■ **GIVEN INSTRUCTION**
Edit the records below by replacing every "plot-frame" with "plot-area" and leaving everything else unchanged.

■ **PROVIDED MATERIAL**
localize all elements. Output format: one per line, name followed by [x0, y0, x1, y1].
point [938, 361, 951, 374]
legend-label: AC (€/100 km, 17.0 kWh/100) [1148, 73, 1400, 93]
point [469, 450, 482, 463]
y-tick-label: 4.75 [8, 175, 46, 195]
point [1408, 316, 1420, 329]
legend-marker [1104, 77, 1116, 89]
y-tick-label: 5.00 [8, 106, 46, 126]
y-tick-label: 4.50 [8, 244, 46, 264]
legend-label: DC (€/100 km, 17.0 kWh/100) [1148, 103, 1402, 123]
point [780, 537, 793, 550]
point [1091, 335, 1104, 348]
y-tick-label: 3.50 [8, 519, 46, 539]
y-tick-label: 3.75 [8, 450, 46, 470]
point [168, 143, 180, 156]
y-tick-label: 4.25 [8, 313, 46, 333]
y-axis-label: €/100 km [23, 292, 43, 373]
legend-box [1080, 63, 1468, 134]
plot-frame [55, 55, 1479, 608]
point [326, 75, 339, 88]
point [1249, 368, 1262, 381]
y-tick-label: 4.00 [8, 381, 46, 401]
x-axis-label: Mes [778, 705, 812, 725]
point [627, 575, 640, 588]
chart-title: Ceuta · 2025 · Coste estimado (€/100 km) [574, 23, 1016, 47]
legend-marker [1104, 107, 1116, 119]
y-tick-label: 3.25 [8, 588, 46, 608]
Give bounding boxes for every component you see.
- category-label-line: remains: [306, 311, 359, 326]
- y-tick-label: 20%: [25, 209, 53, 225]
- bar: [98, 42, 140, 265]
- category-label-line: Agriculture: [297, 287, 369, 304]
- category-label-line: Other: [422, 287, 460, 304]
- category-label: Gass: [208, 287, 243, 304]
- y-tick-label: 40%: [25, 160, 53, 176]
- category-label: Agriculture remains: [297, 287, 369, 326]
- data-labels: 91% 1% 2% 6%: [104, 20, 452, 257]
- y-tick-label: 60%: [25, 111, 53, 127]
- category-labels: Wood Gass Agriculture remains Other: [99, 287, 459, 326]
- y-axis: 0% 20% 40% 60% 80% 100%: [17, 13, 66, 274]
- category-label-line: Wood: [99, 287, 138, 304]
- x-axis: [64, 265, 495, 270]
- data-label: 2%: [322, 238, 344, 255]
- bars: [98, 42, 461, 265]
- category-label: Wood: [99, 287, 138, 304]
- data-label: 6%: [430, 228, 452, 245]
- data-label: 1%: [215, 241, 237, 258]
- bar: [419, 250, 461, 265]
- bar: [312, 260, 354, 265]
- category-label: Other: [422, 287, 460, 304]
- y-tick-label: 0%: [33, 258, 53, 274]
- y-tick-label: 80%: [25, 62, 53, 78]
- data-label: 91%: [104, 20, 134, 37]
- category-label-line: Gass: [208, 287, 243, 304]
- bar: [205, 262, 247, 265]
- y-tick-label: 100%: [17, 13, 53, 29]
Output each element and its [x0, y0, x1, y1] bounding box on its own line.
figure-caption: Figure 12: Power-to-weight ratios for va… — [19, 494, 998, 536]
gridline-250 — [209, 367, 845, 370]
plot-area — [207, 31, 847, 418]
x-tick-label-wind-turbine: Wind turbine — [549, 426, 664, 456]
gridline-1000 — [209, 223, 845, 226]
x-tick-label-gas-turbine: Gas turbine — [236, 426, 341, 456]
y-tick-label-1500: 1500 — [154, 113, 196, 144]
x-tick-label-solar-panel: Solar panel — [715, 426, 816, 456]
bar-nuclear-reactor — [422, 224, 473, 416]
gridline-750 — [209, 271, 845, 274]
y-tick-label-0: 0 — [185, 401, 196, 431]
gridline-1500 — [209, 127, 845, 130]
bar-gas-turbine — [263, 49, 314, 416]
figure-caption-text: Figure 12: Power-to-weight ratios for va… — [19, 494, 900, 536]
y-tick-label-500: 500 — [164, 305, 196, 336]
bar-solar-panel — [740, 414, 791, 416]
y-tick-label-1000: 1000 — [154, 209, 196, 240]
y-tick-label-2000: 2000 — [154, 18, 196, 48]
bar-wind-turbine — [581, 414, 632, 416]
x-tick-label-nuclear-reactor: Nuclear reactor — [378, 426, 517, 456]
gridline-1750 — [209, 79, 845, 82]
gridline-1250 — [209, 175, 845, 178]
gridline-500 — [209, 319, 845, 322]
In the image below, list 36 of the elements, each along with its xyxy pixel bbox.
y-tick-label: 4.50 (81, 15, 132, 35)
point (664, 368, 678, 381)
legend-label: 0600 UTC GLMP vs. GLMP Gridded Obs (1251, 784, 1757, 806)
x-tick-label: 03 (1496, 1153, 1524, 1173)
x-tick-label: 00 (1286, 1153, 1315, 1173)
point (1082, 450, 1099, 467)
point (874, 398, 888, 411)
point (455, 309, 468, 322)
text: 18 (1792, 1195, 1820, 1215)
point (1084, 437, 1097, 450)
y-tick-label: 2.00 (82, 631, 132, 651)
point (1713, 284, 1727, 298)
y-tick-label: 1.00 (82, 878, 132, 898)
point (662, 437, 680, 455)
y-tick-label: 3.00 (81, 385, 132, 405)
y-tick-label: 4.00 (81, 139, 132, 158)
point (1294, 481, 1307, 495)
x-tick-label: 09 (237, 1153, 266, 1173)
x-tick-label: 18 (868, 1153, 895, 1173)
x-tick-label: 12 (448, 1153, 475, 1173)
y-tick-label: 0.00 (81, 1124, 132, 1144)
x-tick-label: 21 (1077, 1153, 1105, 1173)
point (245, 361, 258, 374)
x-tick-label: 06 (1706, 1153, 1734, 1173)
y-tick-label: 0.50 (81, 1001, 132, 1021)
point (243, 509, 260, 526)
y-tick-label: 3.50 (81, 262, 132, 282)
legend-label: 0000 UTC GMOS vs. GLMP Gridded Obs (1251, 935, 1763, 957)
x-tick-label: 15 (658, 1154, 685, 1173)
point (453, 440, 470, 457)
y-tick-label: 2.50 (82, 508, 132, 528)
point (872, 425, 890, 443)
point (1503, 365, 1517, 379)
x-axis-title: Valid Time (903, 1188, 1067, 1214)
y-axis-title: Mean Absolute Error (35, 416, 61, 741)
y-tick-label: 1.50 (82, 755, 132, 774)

■ **TASK SOLUTION**
localize all elements. Output format: one per line, name followed by [x0, y0, x1, y1].
point [938, 361, 951, 374]
legend-label: AC (€/100 km, 17.0 kWh/100) [1148, 73, 1400, 93]
point [469, 450, 482, 463]
y-tick-label: 4.75 [8, 175, 46, 195]
point [1408, 316, 1420, 329]
legend-marker [1104, 77, 1116, 89]
y-tick-label: 5.00 [8, 106, 46, 126]
y-tick-label: 4.50 [8, 244, 46, 264]
legend-label: DC (€/100 km, 17.0 kWh/100) [1148, 103, 1402, 123]
point [780, 537, 793, 550]
point [1091, 335, 1104, 348]
y-tick-label: 3.50 [8, 519, 46, 539]
y-tick-label: 3.75 [8, 450, 46, 470]
point [168, 143, 180, 156]
y-tick-label: 4.25 [8, 313, 46, 333]
y-axis-label: €/100 km [23, 292, 43, 373]
legend-box [1080, 63, 1468, 134]
plot-area [55, 55, 1479, 608]
point [326, 75, 339, 88]
point [1249, 368, 1262, 381]
y-tick-label: 4.00 [8, 381, 46, 401]
x-axis-label: Mes [778, 705, 812, 725]
point [627, 575, 640, 588]
chart-title: Ceuta · 2025 · Coste estimado (€/100 km) [574, 23, 1016, 47]
legend-marker [1104, 107, 1116, 119]
y-tick-label: 3.25 [8, 588, 46, 608]
Give bounding boxes for every component you see.
- category-label-line: remains: [306, 311, 359, 326]
- y-tick-label: 20%: [25, 209, 53, 225]
- bar: [98, 42, 140, 265]
- category-label-line: Agriculture: [297, 287, 369, 304]
- category-label-line: Other: [422, 287, 460, 304]
- category-label: Gass: [208, 287, 243, 304]
- y-tick-label: 40%: [25, 160, 53, 176]
- category-label: Agriculture remains: [297, 287, 369, 326]
- data-labels: 91% 1% 2% 6%: [104, 20, 452, 257]
- y-tick-label: 60%: [25, 111, 53, 127]
- category-labels: Wood Gass Agriculture remains Other: [99, 287, 459, 326]
- y-axis: 0% 20% 40% 60% 80% 100%: [17, 13, 66, 274]
- category-label-line: Wood: [99, 287, 138, 304]
- x-axis: [64, 265, 495, 270]
- data-label: 2%: [322, 238, 344, 255]
- bars: [98, 42, 461, 265]
- category-label: Wood: [99, 287, 138, 304]
- data-label: 6%: [430, 228, 452, 245]
- data-label: 1%: [215, 241, 237, 258]
- bar: [419, 250, 461, 265]
- bar: [312, 260, 354, 265]
- category-label: Other: [422, 287, 460, 304]
- y-tick-label: 0%: [33, 258, 53, 274]
- y-tick-label: 80%: [25, 62, 53, 78]
- data-label: 91%: [104, 20, 134, 37]
- category-label-line: Gass: [208, 287, 243, 304]
- bar: [205, 262, 247, 265]
- y-tick-label: 100%: [17, 13, 53, 29]
Output each element and its [x0, y0, x1, y1] bounding box on its own line.
figure-caption: Figure 12: Power-to-weight ratios for va… — [19, 494, 998, 536]
gridline-250 — [209, 367, 845, 370]
plot-area — [207, 31, 847, 418]
x-tick-label-wind-turbine: Wind turbine — [549, 426, 664, 456]
gridline-1000 — [209, 223, 845, 226]
x-tick-label-gas-turbine: Gas turbine — [236, 426, 341, 456]
y-tick-label-1500: 1500 — [154, 113, 196, 144]
x-tick-label-solar-panel: Solar panel — [715, 426, 816, 456]
bar-nuclear-reactor — [422, 224, 473, 416]
gridline-750 — [209, 271, 845, 274]
y-tick-label-0: 0 — [185, 401, 196, 431]
gridline-1500 — [209, 127, 845, 130]
bar-gas-turbine — [263, 49, 314, 416]
figure-caption-text: Figure 12: Power-to-weight ratios for va… — [19, 494, 900, 536]
y-tick-label-500: 500 — [164, 305, 196, 336]
bar-solar-panel — [740, 414, 791, 416]
y-tick-label-1000: 1000 — [154, 209, 196, 240]
y-tick-label-2000: 2000 — [154, 18, 196, 48]
bar-wind-turbine — [581, 414, 632, 416]
x-tick-label-nuclear-reactor: Nuclear reactor — [378, 426, 517, 456]
gridline-1750 — [209, 79, 845, 82]
gridline-1250 — [209, 175, 845, 178]
gridline-500 — [209, 319, 845, 322]
In the image below, list 36 of the elements, each along with its xyxy pixel bbox.
y-tick-label: 4.50 (81, 15, 132, 35)
point (664, 368, 678, 381)
legend-label: 0600 UTC GLMP vs. GLMP Gridded Obs (1251, 784, 1757, 806)
x-tick-label: 03 (1496, 1153, 1524, 1173)
x-tick-label: 00 (1286, 1153, 1315, 1173)
point (1082, 450, 1099, 467)
point (874, 398, 888, 411)
point (455, 309, 468, 322)
text: 18 (1792, 1195, 1820, 1215)
point (1084, 437, 1097, 450)
y-tick-label: 2.00 (82, 631, 132, 651)
point (1713, 284, 1727, 298)
y-tick-label: 1.00 (82, 878, 132, 898)
point (662, 437, 680, 455)
y-tick-label: 3.00 (81, 385, 132, 405)
y-tick-label: 4.00 (81, 139, 132, 158)
point (1294, 481, 1307, 495)
x-tick-label: 09 (237, 1153, 266, 1173)
x-tick-label: 18 (868, 1153, 895, 1173)
x-tick-label: 12 (448, 1153, 475, 1173)
y-tick-label: 0.00 (81, 1124, 132, 1144)
x-tick-label: 21 (1077, 1153, 1105, 1173)
point (245, 361, 258, 374)
x-tick-label: 06 (1706, 1153, 1734, 1173)
y-tick-label: 0.50 (81, 1001, 132, 1021)
point (243, 509, 260, 526)
y-tick-label: 3.50 (81, 262, 132, 282)
legend-label: 0000 UTC GMOS vs. GLMP Gridded Obs (1251, 935, 1763, 957)
x-tick-label: 15 (658, 1154, 685, 1173)
point (453, 440, 470, 457)
y-tick-label: 2.50 (82, 508, 132, 528)
point (872, 425, 890, 443)
point (1503, 365, 1517, 379)
x-axis-title: Valid Time (903, 1188, 1067, 1214)
y-axis-title: Mean Absolute Error (35, 416, 61, 741)
y-tick-label: 1.50 (82, 755, 132, 774)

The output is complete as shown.